- WORK TO COMPLETE
Transcribe every entry word for word, but skip the images.

Items from a dataset
====
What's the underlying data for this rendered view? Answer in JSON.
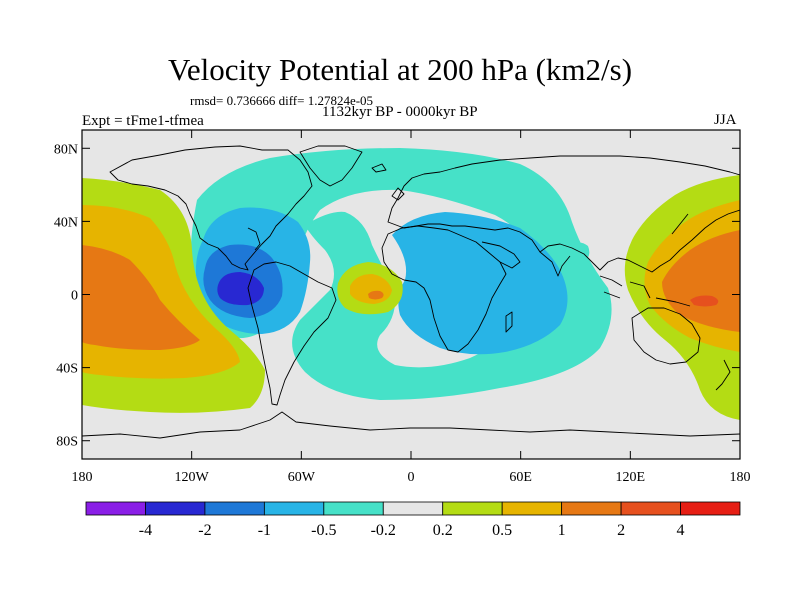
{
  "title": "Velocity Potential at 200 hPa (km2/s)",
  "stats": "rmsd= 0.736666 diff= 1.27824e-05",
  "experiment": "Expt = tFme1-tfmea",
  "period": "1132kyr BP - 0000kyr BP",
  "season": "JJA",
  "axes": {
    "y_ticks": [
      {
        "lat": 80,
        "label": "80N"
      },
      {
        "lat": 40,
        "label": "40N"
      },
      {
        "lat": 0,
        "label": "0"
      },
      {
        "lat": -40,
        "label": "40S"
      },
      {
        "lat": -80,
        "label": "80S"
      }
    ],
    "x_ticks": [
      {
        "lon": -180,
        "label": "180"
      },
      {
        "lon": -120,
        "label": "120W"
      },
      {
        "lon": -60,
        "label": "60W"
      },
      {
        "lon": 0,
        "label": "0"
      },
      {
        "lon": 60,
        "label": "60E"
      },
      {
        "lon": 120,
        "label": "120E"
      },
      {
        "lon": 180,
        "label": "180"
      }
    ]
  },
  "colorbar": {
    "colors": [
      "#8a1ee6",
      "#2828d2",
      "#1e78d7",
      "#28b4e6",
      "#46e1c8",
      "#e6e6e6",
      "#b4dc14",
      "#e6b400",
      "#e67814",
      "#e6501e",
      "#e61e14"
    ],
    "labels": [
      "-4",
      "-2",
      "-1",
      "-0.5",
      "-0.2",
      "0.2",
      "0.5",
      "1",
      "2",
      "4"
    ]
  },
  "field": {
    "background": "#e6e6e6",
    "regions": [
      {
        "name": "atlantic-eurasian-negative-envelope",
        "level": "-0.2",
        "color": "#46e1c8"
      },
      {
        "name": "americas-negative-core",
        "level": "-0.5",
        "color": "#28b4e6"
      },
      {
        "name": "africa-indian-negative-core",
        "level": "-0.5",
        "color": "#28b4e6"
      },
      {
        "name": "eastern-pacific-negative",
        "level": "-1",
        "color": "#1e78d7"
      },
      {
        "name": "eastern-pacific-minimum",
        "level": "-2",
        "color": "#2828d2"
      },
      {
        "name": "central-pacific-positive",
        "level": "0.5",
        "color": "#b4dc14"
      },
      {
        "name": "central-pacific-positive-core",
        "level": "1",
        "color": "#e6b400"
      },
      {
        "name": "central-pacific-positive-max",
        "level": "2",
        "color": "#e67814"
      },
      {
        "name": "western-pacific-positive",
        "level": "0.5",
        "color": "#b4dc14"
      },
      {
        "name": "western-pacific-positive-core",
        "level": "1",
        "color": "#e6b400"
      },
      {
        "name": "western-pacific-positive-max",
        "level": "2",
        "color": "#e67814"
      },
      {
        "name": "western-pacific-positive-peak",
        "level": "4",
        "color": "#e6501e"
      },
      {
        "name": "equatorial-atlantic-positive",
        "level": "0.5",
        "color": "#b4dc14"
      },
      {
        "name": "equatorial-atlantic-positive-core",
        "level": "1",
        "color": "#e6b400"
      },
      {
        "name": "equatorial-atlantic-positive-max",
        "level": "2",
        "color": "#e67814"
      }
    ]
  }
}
====
- SOLUTION
What's the underlying data for this rendered view? Answer in JSON.
{
  "title": "Velocity Potential at 200 hPa (km2/s)",
  "stats": "rmsd= 0.736666 diff= 1.27824e-05",
  "experiment": "Expt = tFme1-tfmea",
  "period": "1132kyr BP - 0000kyr BP",
  "season": "JJA",
  "axes": {
    "y_ticks": [
      {
        "lat": 80,
        "label": "80N"
      },
      {
        "lat": 40,
        "label": "40N"
      },
      {
        "lat": 0,
        "label": "0"
      },
      {
        "lat": -40,
        "label": "40S"
      },
      {
        "lat": -80,
        "label": "80S"
      }
    ],
    "x_ticks": [
      {
        "lon": -180,
        "label": "180"
      },
      {
        "lon": -120,
        "label": "120W"
      },
      {
        "lon": -60,
        "label": "60W"
      },
      {
        "lon": 0,
        "label": "0"
      },
      {
        "lon": 60,
        "label": "60E"
      },
      {
        "lon": 120,
        "label": "120E"
      },
      {
        "lon": 180,
        "label": "180"
      }
    ]
  },
  "colorbar": {
    "colors": [
      "#8a1ee6",
      "#2828d2",
      "#1e78d7",
      "#28b4e6",
      "#46e1c8",
      "#e6e6e6",
      "#b4dc14",
      "#e6b400",
      "#e67814",
      "#e6501e",
      "#e61e14"
    ],
    "labels": [
      "-4",
      "-2",
      "-1",
      "-0.5",
      "-0.2",
      "0.2",
      "0.5",
      "1",
      "2",
      "4"
    ]
  },
  "field": {
    "background": "#e6e6e6",
    "regions": [
      {
        "name": "atlantic-eurasian-negative-envelope",
        "level": "-0.2",
        "color": "#46e1c8"
      },
      {
        "name": "americas-negative-core",
        "level": "-0.5",
        "color": "#28b4e6"
      },
      {
        "name": "africa-indian-negative-core",
        "level": "-0.5",
        "color": "#28b4e6"
      },
      {
        "name": "eastern-pacific-negative",
        "level": "-1",
        "color": "#1e78d7"
      },
      {
        "name": "eastern-pacific-minimum",
        "level": "-2",
        "color": "#2828d2"
      },
      {
        "name": "central-pacific-positive",
        "level": "0.5",
        "color": "#b4dc14"
      },
      {
        "name": "central-pacific-positive-core",
        "level": "1",
        "color": "#e6b400"
      },
      {
        "name": "central-pacific-positive-max",
        "level": "2",
        "color": "#e67814"
      },
      {
        "name": "western-pacific-positive",
        "level": "0.5",
        "color": "#b4dc14"
      },
      {
        "name": "western-pacific-positive-core",
        "level": "1",
        "color": "#e6b400"
      },
      {
        "name": "western-pacific-positive-max",
        "level": "2",
        "color": "#e67814"
      },
      {
        "name": "western-pacific-positive-peak",
        "level": "4",
        "color": "#e6501e"
      },
      {
        "name": "equatorial-atlantic-positive",
        "level": "0.5",
        "color": "#b4dc14"
      },
      {
        "name": "equatorial-atlantic-positive-core",
        "level": "1",
        "color": "#e6b400"
      },
      {
        "name": "equatorial-atlantic-positive-max",
        "level": "2",
        "color": "#e67814"
      }
    ]
  }
}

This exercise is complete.